* Stated task 1
List each line of the records that contains the string "branches", matching case exactly.
* Stated task 2
Continue the forum thread about the two piano pieces, Intro and Rag and Skazka in B, picking up from the point where it stops.
--- Start Passage shown ---
# Two pieces: Intro and Rag: Skazka in B



## clavichorder (May 2, 2011)

Intro and Rag





Skazka in B


----------



## flamencosketches (Jan 4, 2019)

I liked them both a lot, good job. I think the Intro and Rag would sound better at a much higher tempo, but other than that I don't have much criticism. Sounds like you have developed an interesting and individual style and should keep at it.


----------



## Vasks (Dec 9, 2013)

Dump the term "Rag". Yours does not have the syncopation of a rag


----------



## E Cristobal Poveda (Jul 12, 2017)

That's not a rag. 
This is quintessential plastic soul tbh.


----------



## clavichorder (May 2, 2011)

Well, thank you.


----------



## pkoi (Jun 10, 2017)

Rag or not, I enjoyed the piece, especially the intro part! Also I like that you play it yourself. It's always refreshing to hear an actual performance instead of a midi-playback. Maybe consider getting an actual microphone, the phone recording is a bit low quality. What does "quintessential plastic soul" mean? :lol:


----------



## E Cristobal Poveda (Jul 12, 2017)
--- End Passage shown ---
--- Start Dataset rows ---
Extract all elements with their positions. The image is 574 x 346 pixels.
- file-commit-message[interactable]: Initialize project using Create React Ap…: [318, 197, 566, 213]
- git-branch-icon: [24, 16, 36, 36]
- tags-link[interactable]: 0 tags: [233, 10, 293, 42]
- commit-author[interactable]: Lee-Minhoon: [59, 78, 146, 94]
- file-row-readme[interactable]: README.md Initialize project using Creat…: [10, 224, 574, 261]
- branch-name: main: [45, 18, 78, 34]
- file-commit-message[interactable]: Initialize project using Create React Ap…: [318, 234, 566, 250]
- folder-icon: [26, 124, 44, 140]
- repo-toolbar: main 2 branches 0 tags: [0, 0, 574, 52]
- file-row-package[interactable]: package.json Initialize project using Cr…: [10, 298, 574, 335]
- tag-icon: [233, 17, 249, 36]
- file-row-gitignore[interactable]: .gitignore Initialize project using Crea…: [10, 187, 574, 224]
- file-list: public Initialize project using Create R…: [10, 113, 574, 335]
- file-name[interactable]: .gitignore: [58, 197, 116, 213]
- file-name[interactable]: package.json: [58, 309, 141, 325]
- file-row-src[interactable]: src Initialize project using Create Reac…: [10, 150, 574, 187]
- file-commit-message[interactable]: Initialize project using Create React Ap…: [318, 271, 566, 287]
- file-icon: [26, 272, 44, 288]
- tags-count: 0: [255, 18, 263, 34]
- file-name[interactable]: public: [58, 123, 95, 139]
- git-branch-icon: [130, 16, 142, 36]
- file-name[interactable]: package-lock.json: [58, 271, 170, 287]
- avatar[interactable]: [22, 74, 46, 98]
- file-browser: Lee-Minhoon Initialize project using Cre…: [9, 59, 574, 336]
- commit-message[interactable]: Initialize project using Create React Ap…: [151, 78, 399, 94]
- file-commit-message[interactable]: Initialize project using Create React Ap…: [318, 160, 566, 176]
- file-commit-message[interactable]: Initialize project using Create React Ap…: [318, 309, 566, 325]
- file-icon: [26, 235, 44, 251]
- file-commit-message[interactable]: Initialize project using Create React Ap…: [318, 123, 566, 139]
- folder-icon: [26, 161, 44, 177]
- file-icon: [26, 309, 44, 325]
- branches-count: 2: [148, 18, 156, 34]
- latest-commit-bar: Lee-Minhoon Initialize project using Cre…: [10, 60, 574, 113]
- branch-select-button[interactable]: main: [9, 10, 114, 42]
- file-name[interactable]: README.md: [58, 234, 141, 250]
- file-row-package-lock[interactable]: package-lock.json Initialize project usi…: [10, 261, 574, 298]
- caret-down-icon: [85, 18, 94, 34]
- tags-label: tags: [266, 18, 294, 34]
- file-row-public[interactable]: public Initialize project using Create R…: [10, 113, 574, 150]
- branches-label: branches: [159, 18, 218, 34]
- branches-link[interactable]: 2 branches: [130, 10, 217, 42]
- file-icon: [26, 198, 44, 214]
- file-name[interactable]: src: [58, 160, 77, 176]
--- End Dataset rows ---
* Output 1
- repo-toolbar: main 2 branches 0 tags: [0, 0, 574, 52]
- branches-count: 2: [148, 18, 156, 34]
- branches-label: branches: [159, 18, 218, 34]
- branches-link[interactable]: 2 branches: [130, 10, 217, 42]

* Output 2
pkoi said:


> Rag or not, I enjoyed the piece, especially the intro part! Also I like that you play it yourself. It's always refreshing to hear an actual performance instead of a midi-playback. Maybe consider getting an actual microphone, the phone recording is a bit low quality. What does "quintessential plastic soul" mean? :lol:


"European discovers the novelty of American Negro Music, circa 1934"

Something along those lines.


----------



## pkoi (Jun 10, 2017)

Okay, I get the cultural appropriation/assimilation point of view. Your term just sounded so epic that I had to ask for a clearer definition.

EDIT: So it's a real term, sorry!


----------



## Captainnumber36 (Jan 19, 2017)

I loved both, keep it up! Like the above posts have said, you have a very defined style already, and you are great at performing it. Bravo! One thing, if I were to play these, I'd probably try to make them smoother than you do, but that's just a stylistic preference.

Nice showcase of the independence of your right and left hand as well, I thought.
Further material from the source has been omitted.